**Supplied data:**

+===+

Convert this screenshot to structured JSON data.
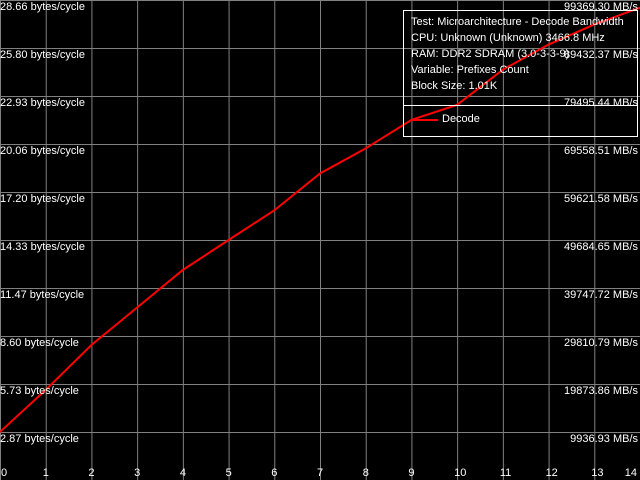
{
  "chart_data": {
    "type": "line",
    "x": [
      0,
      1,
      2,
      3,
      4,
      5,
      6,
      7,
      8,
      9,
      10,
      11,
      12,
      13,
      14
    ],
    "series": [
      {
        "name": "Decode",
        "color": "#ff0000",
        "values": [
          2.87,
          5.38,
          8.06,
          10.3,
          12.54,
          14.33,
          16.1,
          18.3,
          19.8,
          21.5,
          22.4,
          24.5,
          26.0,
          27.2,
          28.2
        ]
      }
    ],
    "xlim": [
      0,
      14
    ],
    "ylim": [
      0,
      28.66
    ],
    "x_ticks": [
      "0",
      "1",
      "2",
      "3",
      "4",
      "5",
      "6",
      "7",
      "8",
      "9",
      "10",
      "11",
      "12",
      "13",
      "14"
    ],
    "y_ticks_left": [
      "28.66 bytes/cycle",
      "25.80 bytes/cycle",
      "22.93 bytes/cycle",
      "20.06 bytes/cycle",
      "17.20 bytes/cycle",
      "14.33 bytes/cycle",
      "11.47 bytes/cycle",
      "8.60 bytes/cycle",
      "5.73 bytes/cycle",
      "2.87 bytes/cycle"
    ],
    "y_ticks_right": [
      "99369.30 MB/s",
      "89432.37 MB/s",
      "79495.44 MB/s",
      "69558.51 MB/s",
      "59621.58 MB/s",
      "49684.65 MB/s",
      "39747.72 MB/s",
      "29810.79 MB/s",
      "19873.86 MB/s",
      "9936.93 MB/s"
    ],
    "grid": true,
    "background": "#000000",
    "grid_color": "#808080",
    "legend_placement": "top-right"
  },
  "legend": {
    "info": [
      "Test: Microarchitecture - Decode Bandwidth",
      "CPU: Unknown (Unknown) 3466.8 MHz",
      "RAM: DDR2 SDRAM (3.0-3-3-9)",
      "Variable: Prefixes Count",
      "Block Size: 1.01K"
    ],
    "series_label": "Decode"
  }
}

+===+

Each record must be quoted in full and exactly. Do not include the pictures.

**Task solution:**
Convert this screenshot to structured JSON data.
{
  "chart_data": {
    "type": "line",
    "x": [
      0,
      1,
      2,
      3,
      4,
      5,
      6,
      7,
      8,
      9,
      10,
      11,
      12,
      13,
      14
    ],
    "series": [
      {
        "name": "Decode",
        "color": "#ff0000",
        "values": [
          2.87,
          5.38,
          8.06,
          10.3,
          12.54,
          14.33,
          16.1,
          18.3,
          19.8,
          21.5,
          22.4,
          24.5,
          26.0,
          27.2,
          28.2
        ]
      }
    ],
    "xlim": [
      0,
      14
    ],
    "ylim": [
      0,
      28.66
    ],
    "x_ticks": [
      "0",
      "1",
      "2",
      "3",
      "4",
      "5",
      "6",
      "7",
      "8",
      "9",
      "10",
      "11",
      "12",
      "13",
      "14"
    ],
    "y_ticks_left": [
      "28.66 bytes/cycle",
      "25.80 bytes/cycle",
      "22.93 bytes/cycle",
      "20.06 bytes/cycle",
      "17.20 bytes/cycle",
      "14.33 bytes/cycle",
      "11.47 bytes/cycle",
      "8.60 bytes/cycle",
      "5.73 bytes/cycle",
      "2.87 bytes/cycle"
    ],
    "y_ticks_right": [
      "99369.30 MB/s",
      "89432.37 MB/s",
      "79495.44 MB/s",
      "69558.51 MB/s",
      "59621.58 MB/s",
      "49684.65 MB/s",
      "39747.72 MB/s",
      "29810.79 MB/s",
      "19873.86 MB/s",
      "9936.93 MB/s"
    ],
    "grid": true,
    "background": "#000000",
    "grid_color": "#808080",
    "legend_placement": "top-right"
  },
  "legend": {
    "info": [
      "Test: Microarchitecture - Decode Bandwidth",
      "CPU: Unknown (Unknown) 3466.8 MHz",
      "RAM: DDR2 SDRAM (3.0-3-3-9)",
      "Variable: Prefixes Count",
      "Block Size: 1.01K"
    ],
    "series_label": "Decode"
  }
}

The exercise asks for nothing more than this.